SET TASK
Go through the records below line by line. Count the lines with "aile" and give the count alone.

Stored entries:
◇ ◇ ◇

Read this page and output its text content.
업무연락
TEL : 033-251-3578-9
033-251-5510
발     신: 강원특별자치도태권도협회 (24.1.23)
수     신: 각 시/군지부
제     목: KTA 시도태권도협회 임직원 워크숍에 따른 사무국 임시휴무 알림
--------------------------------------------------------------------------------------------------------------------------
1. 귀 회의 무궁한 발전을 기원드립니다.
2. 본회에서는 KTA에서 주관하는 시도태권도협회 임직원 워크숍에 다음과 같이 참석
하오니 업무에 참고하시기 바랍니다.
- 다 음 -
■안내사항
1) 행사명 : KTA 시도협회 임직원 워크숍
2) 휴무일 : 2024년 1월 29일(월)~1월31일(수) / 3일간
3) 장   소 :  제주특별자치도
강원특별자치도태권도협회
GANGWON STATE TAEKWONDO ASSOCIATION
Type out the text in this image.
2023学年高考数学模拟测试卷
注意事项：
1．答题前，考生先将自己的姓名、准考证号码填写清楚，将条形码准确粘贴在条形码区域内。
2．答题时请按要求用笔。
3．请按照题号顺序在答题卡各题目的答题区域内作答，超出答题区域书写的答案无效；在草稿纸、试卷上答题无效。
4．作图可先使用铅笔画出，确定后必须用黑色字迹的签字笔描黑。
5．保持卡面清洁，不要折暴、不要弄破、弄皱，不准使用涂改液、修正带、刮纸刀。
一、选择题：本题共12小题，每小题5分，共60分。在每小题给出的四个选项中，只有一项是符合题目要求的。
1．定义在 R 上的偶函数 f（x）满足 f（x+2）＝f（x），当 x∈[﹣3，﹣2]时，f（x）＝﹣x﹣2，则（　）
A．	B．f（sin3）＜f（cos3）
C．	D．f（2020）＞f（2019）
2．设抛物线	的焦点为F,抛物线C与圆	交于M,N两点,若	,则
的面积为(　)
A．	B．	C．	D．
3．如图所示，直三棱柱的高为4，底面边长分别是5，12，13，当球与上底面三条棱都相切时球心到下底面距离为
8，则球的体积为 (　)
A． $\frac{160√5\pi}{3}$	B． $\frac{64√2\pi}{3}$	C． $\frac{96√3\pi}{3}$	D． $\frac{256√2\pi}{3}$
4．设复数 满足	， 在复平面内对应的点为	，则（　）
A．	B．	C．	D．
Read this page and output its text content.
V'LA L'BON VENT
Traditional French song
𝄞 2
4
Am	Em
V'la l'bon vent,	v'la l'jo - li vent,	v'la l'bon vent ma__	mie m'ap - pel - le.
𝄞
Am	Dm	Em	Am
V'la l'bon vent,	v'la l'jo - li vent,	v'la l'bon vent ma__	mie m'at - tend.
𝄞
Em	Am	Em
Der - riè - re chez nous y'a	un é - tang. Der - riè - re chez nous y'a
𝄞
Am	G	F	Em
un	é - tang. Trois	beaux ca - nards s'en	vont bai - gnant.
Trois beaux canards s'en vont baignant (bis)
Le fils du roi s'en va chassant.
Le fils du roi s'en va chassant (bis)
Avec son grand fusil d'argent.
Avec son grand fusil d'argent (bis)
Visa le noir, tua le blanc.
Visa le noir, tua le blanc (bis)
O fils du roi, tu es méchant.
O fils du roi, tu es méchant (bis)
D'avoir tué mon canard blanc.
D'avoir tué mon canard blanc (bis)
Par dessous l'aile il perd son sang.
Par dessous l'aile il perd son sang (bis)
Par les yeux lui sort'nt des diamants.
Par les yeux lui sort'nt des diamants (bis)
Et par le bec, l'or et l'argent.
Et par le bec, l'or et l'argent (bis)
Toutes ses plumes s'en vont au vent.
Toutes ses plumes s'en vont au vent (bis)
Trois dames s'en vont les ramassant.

◇ ◇ ◇

ANSWER TO THIS PROBLEM
2